§ **Aim**:
Find all lines in the listing that include the word "this", then copy them.

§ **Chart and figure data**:
========================

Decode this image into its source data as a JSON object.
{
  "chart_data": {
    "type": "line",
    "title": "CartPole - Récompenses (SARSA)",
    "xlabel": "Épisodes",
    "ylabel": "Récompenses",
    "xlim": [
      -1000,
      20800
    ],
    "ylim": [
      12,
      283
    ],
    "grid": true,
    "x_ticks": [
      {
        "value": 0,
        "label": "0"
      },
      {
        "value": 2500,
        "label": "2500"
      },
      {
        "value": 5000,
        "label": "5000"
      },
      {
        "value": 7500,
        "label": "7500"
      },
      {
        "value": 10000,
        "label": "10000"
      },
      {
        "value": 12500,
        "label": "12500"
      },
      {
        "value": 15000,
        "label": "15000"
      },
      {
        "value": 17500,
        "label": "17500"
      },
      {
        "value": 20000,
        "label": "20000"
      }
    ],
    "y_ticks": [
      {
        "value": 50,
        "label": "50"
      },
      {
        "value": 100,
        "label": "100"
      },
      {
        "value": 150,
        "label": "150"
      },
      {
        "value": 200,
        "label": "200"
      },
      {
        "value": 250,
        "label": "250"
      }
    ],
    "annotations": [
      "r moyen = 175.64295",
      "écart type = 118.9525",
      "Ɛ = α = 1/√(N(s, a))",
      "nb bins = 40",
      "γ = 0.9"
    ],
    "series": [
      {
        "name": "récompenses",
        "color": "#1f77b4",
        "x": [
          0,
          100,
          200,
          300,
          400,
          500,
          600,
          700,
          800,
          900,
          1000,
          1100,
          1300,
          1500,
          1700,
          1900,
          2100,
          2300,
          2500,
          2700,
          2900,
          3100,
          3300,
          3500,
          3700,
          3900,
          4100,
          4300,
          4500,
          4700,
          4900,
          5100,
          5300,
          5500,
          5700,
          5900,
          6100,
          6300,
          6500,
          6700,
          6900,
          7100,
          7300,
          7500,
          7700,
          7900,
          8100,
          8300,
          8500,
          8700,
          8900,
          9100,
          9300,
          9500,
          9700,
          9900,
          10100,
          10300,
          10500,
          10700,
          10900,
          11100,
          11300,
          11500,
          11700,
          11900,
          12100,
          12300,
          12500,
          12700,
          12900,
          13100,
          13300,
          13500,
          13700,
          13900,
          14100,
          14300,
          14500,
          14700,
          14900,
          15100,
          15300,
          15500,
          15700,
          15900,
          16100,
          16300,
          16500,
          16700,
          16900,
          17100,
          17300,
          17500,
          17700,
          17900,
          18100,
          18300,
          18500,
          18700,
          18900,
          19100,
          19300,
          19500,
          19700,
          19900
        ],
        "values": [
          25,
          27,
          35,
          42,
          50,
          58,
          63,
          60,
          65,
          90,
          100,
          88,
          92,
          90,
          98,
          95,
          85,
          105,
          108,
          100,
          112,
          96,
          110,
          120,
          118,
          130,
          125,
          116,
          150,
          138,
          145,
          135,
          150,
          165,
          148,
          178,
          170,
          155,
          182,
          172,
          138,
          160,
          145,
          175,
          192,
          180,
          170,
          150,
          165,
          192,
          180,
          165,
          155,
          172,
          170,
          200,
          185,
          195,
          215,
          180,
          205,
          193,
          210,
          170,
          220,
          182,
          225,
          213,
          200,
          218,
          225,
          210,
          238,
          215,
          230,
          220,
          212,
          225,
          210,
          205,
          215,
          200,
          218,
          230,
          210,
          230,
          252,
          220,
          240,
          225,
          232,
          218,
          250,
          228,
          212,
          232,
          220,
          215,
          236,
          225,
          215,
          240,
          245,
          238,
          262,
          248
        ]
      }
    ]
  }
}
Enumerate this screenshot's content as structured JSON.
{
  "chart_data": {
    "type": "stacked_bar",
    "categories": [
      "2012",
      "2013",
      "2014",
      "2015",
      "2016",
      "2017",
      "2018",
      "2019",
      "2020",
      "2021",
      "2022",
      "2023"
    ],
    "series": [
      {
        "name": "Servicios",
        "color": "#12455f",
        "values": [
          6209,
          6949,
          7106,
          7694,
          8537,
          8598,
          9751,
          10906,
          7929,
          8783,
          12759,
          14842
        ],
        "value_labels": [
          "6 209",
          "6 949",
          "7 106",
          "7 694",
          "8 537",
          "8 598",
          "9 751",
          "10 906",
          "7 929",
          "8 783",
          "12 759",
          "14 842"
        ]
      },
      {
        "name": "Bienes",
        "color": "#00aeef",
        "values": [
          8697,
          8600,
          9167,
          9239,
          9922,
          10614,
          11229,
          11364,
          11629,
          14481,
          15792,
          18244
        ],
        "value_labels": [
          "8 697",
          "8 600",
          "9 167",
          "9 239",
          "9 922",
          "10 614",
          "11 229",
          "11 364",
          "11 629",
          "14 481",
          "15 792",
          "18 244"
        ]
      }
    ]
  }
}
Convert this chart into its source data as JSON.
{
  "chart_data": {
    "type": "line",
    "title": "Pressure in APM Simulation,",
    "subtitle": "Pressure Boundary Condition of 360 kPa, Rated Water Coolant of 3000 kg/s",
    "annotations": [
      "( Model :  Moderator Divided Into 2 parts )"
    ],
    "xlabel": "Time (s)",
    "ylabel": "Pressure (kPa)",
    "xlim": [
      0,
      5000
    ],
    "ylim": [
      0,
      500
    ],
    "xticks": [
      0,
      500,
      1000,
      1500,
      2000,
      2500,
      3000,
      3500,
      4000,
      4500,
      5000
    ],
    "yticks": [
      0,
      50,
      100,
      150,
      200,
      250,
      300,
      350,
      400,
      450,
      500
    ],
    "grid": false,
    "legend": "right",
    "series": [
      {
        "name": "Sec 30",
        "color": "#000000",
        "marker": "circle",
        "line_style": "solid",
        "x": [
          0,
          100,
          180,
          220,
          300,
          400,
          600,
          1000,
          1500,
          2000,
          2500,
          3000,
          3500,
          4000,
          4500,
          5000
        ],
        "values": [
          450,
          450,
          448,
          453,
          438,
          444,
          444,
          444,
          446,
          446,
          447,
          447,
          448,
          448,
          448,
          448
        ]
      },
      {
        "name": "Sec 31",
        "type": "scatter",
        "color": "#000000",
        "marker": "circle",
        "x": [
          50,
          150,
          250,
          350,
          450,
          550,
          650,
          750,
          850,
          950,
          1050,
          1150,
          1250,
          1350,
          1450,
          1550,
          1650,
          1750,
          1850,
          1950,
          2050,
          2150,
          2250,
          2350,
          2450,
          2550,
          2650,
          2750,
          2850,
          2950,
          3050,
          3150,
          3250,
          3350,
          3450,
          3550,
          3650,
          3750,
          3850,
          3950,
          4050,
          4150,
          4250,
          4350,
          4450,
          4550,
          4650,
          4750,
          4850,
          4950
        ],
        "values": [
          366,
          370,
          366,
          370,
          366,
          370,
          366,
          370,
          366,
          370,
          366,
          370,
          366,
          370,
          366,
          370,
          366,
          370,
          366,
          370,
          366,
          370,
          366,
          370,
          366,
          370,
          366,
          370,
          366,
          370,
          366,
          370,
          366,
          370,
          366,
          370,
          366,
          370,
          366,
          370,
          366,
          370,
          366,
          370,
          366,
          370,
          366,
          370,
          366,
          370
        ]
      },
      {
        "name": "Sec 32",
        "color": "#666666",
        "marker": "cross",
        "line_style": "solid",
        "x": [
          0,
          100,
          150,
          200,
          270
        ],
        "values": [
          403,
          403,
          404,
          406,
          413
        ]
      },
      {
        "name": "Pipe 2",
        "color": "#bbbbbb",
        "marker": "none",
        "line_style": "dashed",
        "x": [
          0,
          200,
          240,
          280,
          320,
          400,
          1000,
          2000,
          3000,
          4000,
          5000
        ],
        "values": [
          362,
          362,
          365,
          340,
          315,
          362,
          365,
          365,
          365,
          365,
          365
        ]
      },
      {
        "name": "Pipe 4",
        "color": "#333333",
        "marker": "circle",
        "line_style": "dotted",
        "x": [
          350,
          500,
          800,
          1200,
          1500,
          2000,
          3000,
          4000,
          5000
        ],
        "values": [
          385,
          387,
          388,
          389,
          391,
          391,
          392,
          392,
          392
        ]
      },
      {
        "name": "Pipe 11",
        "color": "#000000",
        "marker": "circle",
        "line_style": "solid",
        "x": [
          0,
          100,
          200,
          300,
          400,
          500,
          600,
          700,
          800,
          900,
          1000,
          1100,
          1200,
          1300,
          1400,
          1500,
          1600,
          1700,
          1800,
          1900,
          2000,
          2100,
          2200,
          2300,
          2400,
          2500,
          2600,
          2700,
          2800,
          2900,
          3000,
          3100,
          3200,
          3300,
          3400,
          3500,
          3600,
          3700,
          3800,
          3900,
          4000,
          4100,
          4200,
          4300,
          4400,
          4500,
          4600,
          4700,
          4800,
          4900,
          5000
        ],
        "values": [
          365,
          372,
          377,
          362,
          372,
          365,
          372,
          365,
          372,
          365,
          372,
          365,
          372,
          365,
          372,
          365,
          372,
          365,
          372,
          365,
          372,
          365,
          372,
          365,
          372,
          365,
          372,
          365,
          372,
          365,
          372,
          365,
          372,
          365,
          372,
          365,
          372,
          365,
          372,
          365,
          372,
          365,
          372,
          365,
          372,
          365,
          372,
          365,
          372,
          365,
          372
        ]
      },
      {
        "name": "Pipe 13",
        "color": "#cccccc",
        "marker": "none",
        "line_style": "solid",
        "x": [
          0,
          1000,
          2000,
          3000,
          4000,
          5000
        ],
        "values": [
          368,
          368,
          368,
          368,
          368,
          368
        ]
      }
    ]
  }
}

========================

§ **Finished exercise**:
Decode this image into its source data as a JSON object.
Enumerate this screenshot's content as structured JSON.
Convert this chart into its source data as JSON.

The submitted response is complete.